[Entries from a dataset]
☆ ☆ ☆ ☆ ☆

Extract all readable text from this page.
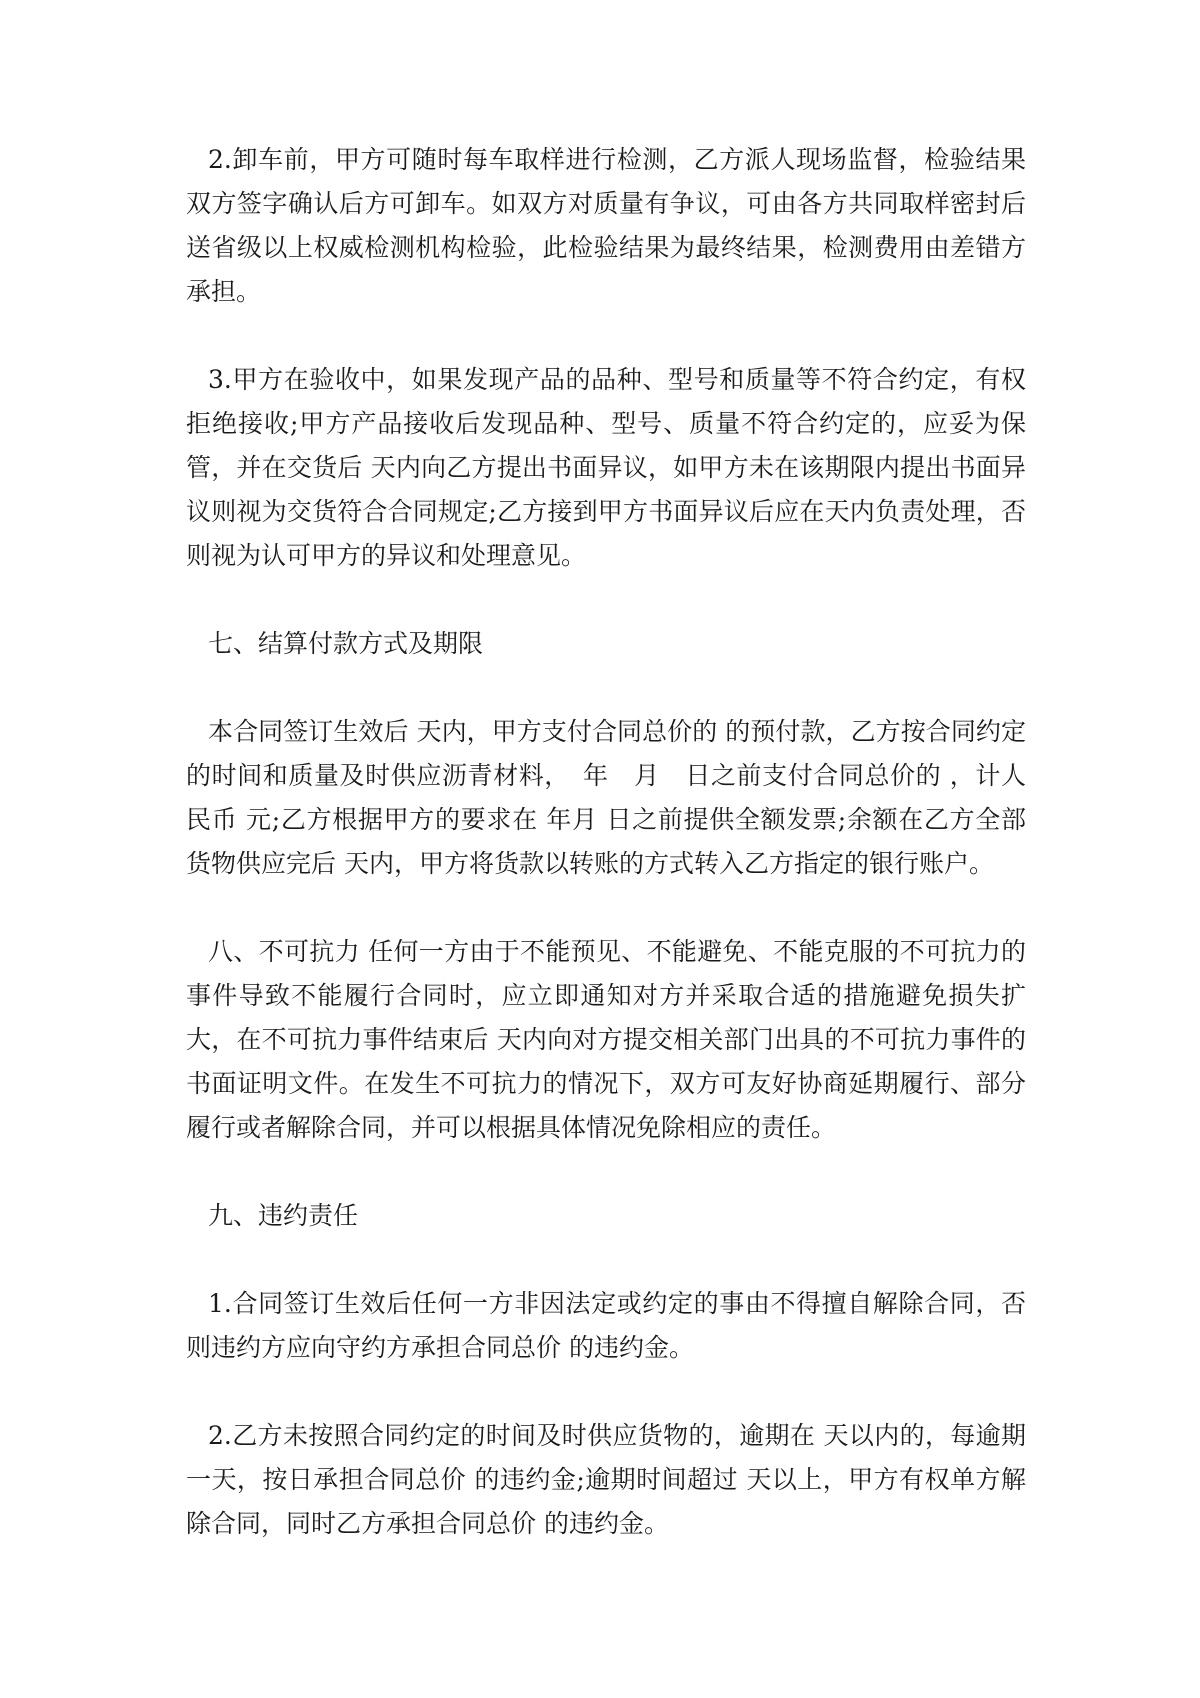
2.卸车前，甲方可随时每车取样进行检测，乙方派人现场监督，检验结果双方签字确认后方可卸车。如双方对质量有争议，可由各方共同取样密封后送省级以上权威检测机构检验，此检验结果为最终结果，检测费用由差错方承担。

3.甲方在验收中，如果发现产品的品种、型号和质量等不符合约定，有权拒绝接收;甲方产品接收后发现品种、型号、质量不符合约定的，应妥为保管，并在交货后 天内向乙方提出书面异议，如甲方未在该期限内提出书面异议则视为交货符合合同规定;乙方接到甲方书面异议后应在天内负责处理，否则视为认可甲方的异议和处理意见。

七、结算付款方式及期限

本合同签订生效后 天内，甲方支付合同总价的 的预付款，乙方按合同约定的时间和质量及时供应沥青材料，　年　月　日之前支付合同总价的 ，计人民币 元;乙方根据甲方的要求在 年月 日之前提供全额发票;余额在乙方全部货物供应完后 天内，甲方将货款以转账的方式转入乙方指定的银行账户。

八、不可抗力 任何一方由于不能预见、不能避免、不能克服的不可抗力的事件导致不能履行合同时，应立即通知对方并采取合适的措施避免损失扩大，在不可抗力事件结束后 天内向对方提交相关部门出具的不可抗力事件的书面证明文件。在发生不可抗力的情况下，双方可友好协商延期履行、部分履行或者解除合同，并可以根据具体情况免除相应的责任。

九、违约责任

1.合同签订生效后任何一方非因法定或约定的事由不得擅自解除合同，否则违约方应向守约方承担合同总价 的违约金。

2.乙方未按照合同约定的时间及时供应货物的，逾期在 天以内的，每逾期一天，按日承担合同总价 的违约金;逾期时间超过 天以上，甲方有权单方解除合同，同时乙方承担合同总价 的违约金。
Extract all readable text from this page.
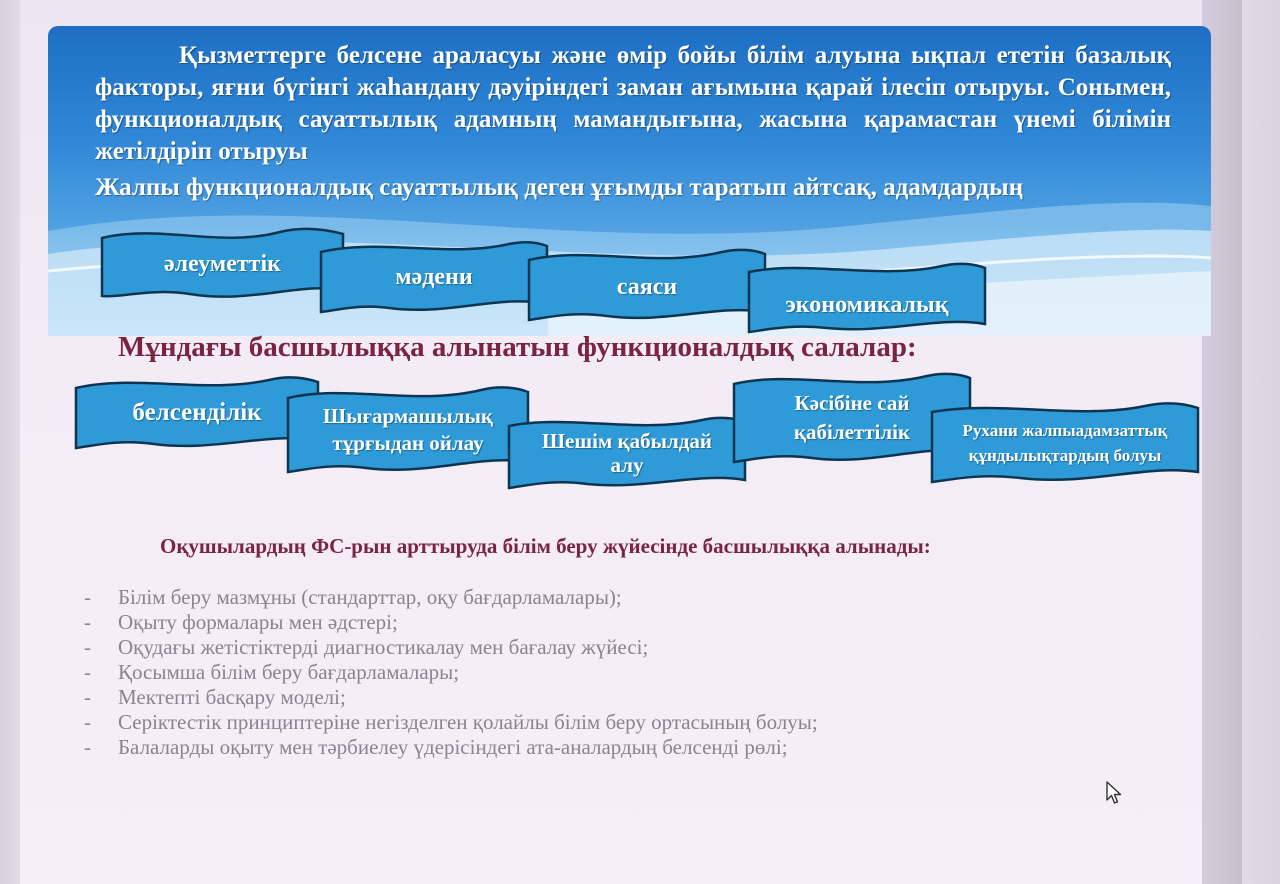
Қызметтерге белсене араласуы және өмір бойы білім алуына ықпал ететін базалық факторы, яғни бүгінгі жаһандану дәуіріндегі заман ағымына қарай ілесіп отыруы. Сонымен, функционалдық сауаттылық адамның мамандығына, жасына қарамастан үнемі білімін жетілдіріп отыруы
Жалпы функционалдық сауаттылық деген ұғымды таратып айтсақ, адамдардың
әлеуметтік	мәдени	саяси
экономикалық
Мұндағы басшылыққа алынатын функционалдық салалар:
белсенділік	Шығармашылық
тұрғыдан ойлау	Шешім қабылдай
алу
Кәсібіне сай
қабілеттілік	Рухани жалпыадамзаттық
құндылықтардың болуы
Оқушылардың ФС-рын арттыруда білім беру жүйесінде басшылыққа алынады:
- Білім беру мазмұны (стандарттар, оқу бағдарламалары);
- Оқыту формалары мен әдстері;
- Оқудағы жетістіктерді диагностикалау мен бағалау жүйесі;
- Қосымша білім беру бағдарламалары;
- Мектепті басқару моделі;
- Серіктестік принциптеріне негізделген қолайлы білім беру ортасының болуы;
- Балаларды оқыту мен тәрбиелеу үдерісіндегі ата-аналардың белсенді рөлі;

☆ ☆ ☆ ☆ ☆

* GIVEN INSTRUCTION
From the material above, copy each line that includes the word "басшылыққа".

* TASK RESULT
Мұндағы басшылыққа алынатын функционалдық салалар:
Оқушылардың ФС-рын арттыруда білім беру жүйесінде басшылыққа алынады:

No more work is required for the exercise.